THE EXERCISE: Copy every line of the data that includes the string "denemeUITests".

Rows from a dataset
::::::::

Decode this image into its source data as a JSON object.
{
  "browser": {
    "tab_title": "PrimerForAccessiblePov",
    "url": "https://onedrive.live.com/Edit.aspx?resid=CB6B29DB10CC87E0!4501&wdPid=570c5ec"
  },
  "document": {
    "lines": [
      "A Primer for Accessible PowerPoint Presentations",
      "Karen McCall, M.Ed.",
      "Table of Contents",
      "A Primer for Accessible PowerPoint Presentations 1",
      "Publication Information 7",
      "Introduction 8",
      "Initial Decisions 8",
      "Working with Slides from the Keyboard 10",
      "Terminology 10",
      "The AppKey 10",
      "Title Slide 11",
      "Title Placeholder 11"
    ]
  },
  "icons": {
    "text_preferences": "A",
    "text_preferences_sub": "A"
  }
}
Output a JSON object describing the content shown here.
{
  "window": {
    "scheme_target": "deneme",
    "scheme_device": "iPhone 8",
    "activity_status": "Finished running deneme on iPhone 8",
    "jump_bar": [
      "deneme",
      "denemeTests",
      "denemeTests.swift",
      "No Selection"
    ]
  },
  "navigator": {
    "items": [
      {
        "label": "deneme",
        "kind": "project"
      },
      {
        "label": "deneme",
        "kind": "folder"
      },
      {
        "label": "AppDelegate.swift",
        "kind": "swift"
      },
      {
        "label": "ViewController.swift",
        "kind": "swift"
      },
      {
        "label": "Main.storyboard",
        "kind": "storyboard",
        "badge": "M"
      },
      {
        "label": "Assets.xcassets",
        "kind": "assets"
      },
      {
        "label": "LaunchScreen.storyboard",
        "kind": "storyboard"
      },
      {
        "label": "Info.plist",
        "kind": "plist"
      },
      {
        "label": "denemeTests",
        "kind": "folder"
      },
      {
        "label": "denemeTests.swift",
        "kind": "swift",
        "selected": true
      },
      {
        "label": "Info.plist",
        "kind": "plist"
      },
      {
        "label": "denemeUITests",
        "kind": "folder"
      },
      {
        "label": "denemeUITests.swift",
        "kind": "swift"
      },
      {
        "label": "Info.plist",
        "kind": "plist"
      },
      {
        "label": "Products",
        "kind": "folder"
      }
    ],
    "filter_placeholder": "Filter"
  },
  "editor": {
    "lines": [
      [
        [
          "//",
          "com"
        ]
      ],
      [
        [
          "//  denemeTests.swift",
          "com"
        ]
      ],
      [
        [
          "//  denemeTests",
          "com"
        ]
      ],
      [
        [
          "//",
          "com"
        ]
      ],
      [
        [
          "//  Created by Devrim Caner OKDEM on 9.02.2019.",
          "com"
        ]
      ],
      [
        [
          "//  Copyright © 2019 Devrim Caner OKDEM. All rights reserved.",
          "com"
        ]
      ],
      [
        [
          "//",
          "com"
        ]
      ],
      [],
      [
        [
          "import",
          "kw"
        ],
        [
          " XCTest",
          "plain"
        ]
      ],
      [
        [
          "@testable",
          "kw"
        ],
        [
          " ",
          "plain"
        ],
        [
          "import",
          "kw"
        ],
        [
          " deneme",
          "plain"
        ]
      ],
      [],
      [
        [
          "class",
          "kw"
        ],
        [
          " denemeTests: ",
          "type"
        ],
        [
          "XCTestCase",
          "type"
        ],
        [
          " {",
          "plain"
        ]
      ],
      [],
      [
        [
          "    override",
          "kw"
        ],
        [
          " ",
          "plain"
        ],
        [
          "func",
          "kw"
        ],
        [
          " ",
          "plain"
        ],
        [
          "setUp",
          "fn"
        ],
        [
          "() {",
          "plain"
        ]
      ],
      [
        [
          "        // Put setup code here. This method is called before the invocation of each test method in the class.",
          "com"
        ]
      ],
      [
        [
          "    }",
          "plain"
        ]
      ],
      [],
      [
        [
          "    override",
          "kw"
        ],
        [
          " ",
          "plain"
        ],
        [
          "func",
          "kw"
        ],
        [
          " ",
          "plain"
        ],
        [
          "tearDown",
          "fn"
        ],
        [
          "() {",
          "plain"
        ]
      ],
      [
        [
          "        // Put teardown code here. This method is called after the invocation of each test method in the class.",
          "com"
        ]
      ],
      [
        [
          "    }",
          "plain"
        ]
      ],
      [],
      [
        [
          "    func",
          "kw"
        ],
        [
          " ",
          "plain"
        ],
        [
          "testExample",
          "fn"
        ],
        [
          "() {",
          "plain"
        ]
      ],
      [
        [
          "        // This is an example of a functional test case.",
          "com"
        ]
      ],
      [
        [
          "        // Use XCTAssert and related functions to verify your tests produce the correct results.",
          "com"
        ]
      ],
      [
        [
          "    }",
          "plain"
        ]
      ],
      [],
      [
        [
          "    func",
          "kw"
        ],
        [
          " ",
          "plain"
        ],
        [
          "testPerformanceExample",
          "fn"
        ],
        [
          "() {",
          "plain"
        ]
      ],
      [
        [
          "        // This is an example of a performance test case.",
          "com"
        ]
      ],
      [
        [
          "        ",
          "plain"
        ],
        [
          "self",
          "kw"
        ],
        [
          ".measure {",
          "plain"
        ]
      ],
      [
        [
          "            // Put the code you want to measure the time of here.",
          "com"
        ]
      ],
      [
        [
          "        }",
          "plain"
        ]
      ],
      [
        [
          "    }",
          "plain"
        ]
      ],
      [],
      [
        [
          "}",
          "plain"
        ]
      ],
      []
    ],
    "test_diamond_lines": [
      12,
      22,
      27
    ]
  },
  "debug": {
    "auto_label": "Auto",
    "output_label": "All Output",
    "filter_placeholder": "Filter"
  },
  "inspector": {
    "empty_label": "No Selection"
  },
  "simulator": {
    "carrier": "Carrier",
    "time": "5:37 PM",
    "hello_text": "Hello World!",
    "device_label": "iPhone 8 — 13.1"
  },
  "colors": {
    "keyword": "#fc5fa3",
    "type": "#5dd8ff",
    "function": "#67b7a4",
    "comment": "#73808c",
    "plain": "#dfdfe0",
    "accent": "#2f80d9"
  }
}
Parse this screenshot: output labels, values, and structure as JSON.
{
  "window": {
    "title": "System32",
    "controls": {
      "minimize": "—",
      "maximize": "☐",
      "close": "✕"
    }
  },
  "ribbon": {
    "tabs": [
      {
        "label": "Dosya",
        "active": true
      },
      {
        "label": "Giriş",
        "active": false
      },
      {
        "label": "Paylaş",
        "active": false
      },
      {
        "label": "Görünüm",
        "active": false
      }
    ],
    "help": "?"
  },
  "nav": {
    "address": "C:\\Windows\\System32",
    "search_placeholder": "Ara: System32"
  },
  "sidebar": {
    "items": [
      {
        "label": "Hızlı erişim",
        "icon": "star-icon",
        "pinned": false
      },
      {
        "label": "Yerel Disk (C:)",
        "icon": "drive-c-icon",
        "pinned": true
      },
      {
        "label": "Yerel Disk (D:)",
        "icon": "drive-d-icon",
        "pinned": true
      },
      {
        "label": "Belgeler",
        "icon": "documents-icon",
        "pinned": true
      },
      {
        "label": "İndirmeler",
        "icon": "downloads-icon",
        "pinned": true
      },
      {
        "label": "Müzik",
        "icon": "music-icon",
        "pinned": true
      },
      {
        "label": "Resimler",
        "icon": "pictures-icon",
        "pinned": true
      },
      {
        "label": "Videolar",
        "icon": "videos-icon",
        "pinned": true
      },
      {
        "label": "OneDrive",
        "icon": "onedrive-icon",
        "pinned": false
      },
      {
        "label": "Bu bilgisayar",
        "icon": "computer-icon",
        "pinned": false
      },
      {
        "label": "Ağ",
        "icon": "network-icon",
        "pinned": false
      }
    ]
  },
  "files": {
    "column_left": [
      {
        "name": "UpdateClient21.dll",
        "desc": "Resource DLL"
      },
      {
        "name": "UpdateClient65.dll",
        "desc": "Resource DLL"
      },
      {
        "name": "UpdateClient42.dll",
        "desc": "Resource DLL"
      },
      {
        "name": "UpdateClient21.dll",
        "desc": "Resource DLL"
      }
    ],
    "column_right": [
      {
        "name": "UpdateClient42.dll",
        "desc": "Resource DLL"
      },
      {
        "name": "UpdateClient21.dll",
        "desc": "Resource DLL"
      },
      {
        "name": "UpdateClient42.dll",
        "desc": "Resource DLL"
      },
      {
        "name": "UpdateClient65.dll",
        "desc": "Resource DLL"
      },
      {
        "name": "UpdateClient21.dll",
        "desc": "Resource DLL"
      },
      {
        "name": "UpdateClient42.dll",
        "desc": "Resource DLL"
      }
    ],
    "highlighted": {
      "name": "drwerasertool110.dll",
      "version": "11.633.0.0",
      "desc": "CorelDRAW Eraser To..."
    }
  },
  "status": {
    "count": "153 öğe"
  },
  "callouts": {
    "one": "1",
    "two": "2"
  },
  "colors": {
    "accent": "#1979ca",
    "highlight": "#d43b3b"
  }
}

::::::::

TASK RESULT:
        "label": "denemeUITests",
        "label": "denemeUITests.swift",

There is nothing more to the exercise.